Write out every line of the data below, reproducing each character without any change.

## Start

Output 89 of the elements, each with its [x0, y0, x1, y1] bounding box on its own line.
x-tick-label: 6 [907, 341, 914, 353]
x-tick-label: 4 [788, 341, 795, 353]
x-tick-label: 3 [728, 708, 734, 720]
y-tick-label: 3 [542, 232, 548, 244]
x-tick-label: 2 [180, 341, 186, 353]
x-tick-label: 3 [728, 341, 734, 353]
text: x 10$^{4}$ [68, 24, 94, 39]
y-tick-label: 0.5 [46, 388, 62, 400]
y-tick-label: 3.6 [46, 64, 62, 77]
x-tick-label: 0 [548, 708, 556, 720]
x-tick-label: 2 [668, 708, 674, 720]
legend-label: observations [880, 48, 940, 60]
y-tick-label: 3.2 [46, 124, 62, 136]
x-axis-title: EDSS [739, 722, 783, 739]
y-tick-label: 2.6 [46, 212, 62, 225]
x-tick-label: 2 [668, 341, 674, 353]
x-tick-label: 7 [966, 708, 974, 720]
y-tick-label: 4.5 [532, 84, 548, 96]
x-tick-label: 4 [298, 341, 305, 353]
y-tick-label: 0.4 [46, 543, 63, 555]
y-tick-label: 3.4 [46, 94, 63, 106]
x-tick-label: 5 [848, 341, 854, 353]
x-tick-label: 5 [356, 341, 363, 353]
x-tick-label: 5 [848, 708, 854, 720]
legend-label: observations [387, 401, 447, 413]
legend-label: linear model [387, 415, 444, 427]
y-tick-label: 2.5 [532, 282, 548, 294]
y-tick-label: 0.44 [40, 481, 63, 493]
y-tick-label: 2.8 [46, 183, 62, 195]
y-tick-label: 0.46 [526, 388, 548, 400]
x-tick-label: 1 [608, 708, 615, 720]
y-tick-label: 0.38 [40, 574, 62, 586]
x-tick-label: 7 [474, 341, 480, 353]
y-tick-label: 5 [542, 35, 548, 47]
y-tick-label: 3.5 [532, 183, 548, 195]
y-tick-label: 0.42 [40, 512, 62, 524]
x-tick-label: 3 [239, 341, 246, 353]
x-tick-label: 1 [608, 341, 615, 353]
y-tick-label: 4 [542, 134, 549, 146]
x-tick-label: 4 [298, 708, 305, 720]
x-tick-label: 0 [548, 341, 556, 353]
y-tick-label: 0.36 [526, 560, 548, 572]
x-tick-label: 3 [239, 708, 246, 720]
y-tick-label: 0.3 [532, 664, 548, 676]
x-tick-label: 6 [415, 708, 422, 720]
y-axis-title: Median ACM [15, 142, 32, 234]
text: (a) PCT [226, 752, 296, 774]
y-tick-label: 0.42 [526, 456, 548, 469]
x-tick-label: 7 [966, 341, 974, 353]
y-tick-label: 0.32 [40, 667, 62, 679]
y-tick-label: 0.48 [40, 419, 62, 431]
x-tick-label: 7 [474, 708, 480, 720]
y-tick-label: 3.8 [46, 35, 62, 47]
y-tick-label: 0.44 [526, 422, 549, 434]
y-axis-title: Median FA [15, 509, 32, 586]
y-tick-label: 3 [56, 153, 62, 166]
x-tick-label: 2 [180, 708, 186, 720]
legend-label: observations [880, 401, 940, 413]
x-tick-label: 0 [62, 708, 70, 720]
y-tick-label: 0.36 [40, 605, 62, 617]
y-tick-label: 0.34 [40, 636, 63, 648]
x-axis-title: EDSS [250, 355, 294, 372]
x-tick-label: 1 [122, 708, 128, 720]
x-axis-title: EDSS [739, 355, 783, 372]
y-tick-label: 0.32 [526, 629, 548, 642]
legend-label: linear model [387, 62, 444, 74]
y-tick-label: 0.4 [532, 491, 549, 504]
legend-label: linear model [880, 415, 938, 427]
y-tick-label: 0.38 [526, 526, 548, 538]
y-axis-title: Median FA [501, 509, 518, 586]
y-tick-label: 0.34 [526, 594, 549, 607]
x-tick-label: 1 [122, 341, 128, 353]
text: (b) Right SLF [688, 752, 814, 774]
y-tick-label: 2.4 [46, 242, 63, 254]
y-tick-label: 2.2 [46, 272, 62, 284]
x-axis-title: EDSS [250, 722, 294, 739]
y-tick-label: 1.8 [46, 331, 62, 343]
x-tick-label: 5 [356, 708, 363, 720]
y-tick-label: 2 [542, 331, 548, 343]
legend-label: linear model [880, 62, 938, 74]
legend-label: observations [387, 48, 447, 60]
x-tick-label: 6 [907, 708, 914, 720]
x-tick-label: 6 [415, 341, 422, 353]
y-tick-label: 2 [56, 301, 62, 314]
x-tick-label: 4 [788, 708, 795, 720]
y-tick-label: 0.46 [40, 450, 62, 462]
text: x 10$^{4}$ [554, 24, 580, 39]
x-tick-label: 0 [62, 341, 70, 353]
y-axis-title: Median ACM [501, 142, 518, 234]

## End

**EXERCISE SOLUTION**.
Output 89 of the elements, each with its [x0, y0, x1, y1] bounding box on its own line.
x-tick-label: 6 [907, 341, 914, 353]
x-tick-label: 4 [788, 341, 795, 353]
x-tick-label: 3 [728, 708, 734, 720]
y-tick-label: 3 [542, 232, 548, 244]
x-tick-label: 2 [180, 341, 186, 353]
x-tick-label: 3 [728, 341, 734, 353]
text: x 10$^{4}$ [68, 24, 94, 39]
y-tick-label: 0.5 [46, 388, 62, 400]
y-tick-label: 3.6 [46, 64, 62, 77]
x-tick-label: 0 [548, 708, 556, 720]
x-tick-label: 2 [668, 708, 674, 720]
legend-label: observations [880, 48, 940, 60]
y-tick-label: 3.2 [46, 124, 62, 136]
x-axis-title: EDSS [739, 722, 783, 739]
y-tick-label: 2.6 [46, 212, 62, 225]
x-tick-label: 2 [668, 341, 674, 353]
x-tick-label: 7 [966, 708, 974, 720]
y-tick-label: 4.5 [532, 84, 548, 96]
x-tick-label: 4 [298, 341, 305, 353]
y-tick-label: 0.4 [46, 543, 63, 555]
y-tick-label: 3.4 [46, 94, 63, 106]
x-tick-label: 5 [848, 341, 854, 353]
x-tick-label: 5 [356, 341, 363, 353]
x-tick-label: 5 [848, 708, 854, 720]
legend-label: observations [387, 401, 447, 413]
legend-label: linear model [387, 415, 444, 427]
y-tick-label: 2.5 [532, 282, 548, 294]
y-tick-label: 0.44 [40, 481, 63, 493]
y-tick-label: 2.8 [46, 183, 62, 195]
y-tick-label: 0.46 [526, 388, 548, 400]
x-tick-label: 1 [608, 708, 615, 720]
y-tick-label: 0.38 [40, 574, 62, 586]
x-tick-label: 7 [474, 341, 480, 353]
y-tick-label: 5 [542, 35, 548, 47]
y-tick-label: 3.5 [532, 183, 548, 195]
y-tick-label: 0.42 [40, 512, 62, 524]
x-tick-label: 3 [239, 341, 246, 353]
x-tick-label: 1 [608, 341, 615, 353]
y-tick-label: 4 [542, 134, 549, 146]
x-tick-label: 4 [298, 708, 305, 720]
x-tick-label: 0 [548, 341, 556, 353]
y-tick-label: 0.36 [526, 560, 548, 572]
x-tick-label: 3 [239, 708, 246, 720]
y-tick-label: 0.3 [532, 664, 548, 676]
x-tick-label: 6 [415, 708, 422, 720]
y-axis-title: Median ACM [15, 142, 32, 234]
text: (a) PCT [226, 752, 296, 774]
y-tick-label: 0.42 [526, 456, 548, 469]
x-tick-label: 7 [966, 341, 974, 353]
y-tick-label: 0.32 [40, 667, 62, 679]
y-tick-label: 0.48 [40, 419, 62, 431]
x-tick-label: 7 [474, 708, 480, 720]
y-tick-label: 3.8 [46, 35, 62, 47]
y-tick-label: 0.44 [526, 422, 549, 434]
y-axis-title: Median FA [15, 509, 32, 586]
y-tick-label: 3 [56, 153, 62, 166]
x-tick-label: 2 [180, 708, 186, 720]
legend-label: observations [880, 401, 940, 413]
x-tick-label: 0 [62, 708, 70, 720]
y-tick-label: 0.36 [40, 605, 62, 617]
y-tick-label: 0.34 [40, 636, 63, 648]
x-axis-title: EDSS [250, 355, 294, 372]
x-tick-label: 1 [122, 708, 128, 720]
x-axis-title: EDSS [739, 355, 783, 372]
y-tick-label: 0.32 [526, 629, 548, 642]
legend-label: linear model [387, 62, 444, 74]
y-tick-label: 0.4 [532, 491, 549, 504]
legend-label: linear model [880, 415, 938, 427]
y-tick-label: 0.38 [526, 526, 548, 538]
y-axis-title: Median FA [501, 509, 518, 586]
y-tick-label: 0.34 [526, 594, 549, 607]
x-tick-label: 1 [122, 341, 128, 353]
text: (b) Right SLF [688, 752, 814, 774]
y-tick-label: 2.4 [46, 242, 63, 254]
y-tick-label: 2.2 [46, 272, 62, 284]
x-axis-title: EDSS [250, 722, 294, 739]
y-tick-label: 1.8 [46, 331, 62, 343]
x-tick-label: 5 [356, 708, 363, 720]
y-tick-label: 2 [542, 331, 548, 343]
legend-label: linear model [880, 62, 938, 74]
legend-label: observations [387, 48, 447, 60]
x-tick-label: 6 [907, 708, 914, 720]
x-tick-label: 6 [415, 341, 422, 353]
y-tick-label: 2 [56, 301, 62, 314]
x-tick-label: 4 [788, 708, 795, 720]
y-tick-label: 0.46 [40, 450, 62, 462]
text: x 10$^{4}$ [554, 24, 580, 39]
x-tick-label: 0 [62, 341, 70, 353]
y-axis-title: Median ACM [501, 142, 518, 234]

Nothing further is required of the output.